• Records for this task
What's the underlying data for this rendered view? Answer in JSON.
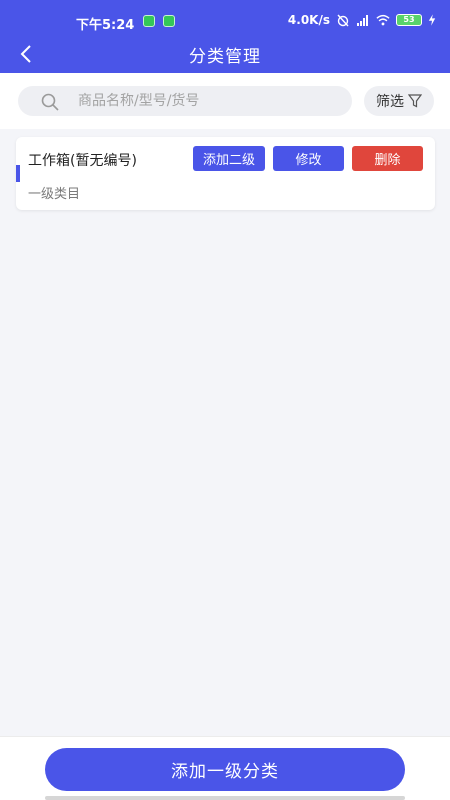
{
  "status_bar": {
    "time": "下午5:24",
    "network_speed": "4.0K/s",
    "battery": "53"
  },
  "header": {
    "title": "分类管理",
    "back_icon": "chevron-left-icon"
  },
  "search": {
    "placeholder": "商品名称/型号/货号",
    "value": ""
  },
  "filter": {
    "label": "筛选"
  },
  "categories": [
    {
      "name": "工作箱(暂无编号)",
      "level": "一级类目",
      "actions": {
        "add_child": "添加二级",
        "edit": "修改",
        "delete": "删除"
      }
    }
  ],
  "footer": {
    "add_top_level": "添加一级分类"
  },
  "colors": {
    "primary": "#4a55e8",
    "danger": "#e0463c",
    "background": "#f4f5f9"
  }
}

• Task to carry out
Copy out the data above exactly, except the pictures.

• Correct answer
What's the underlying data for this rendered view? Answer in JSON.
{
  "status_bar": {
    "time": "下午5:24",
    "network_speed": "4.0K/s",
    "battery": "53"
  },
  "header": {
    "title": "分类管理",
    "back_icon": "chevron-left-icon"
  },
  "search": {
    "placeholder": "商品名称/型号/货号",
    "value": ""
  },
  "filter": {
    "label": "筛选"
  },
  "categories": [
    {
      "name": "工作箱(暂无编号)",
      "level": "一级类目",
      "actions": {
        "add_child": "添加二级",
        "edit": "修改",
        "delete": "删除"
      }
    }
  ],
  "footer": {
    "add_top_level": "添加一级分类"
  },
  "colors": {
    "primary": "#4a55e8",
    "danger": "#e0463c",
    "background": "#f4f5f9"
  }
}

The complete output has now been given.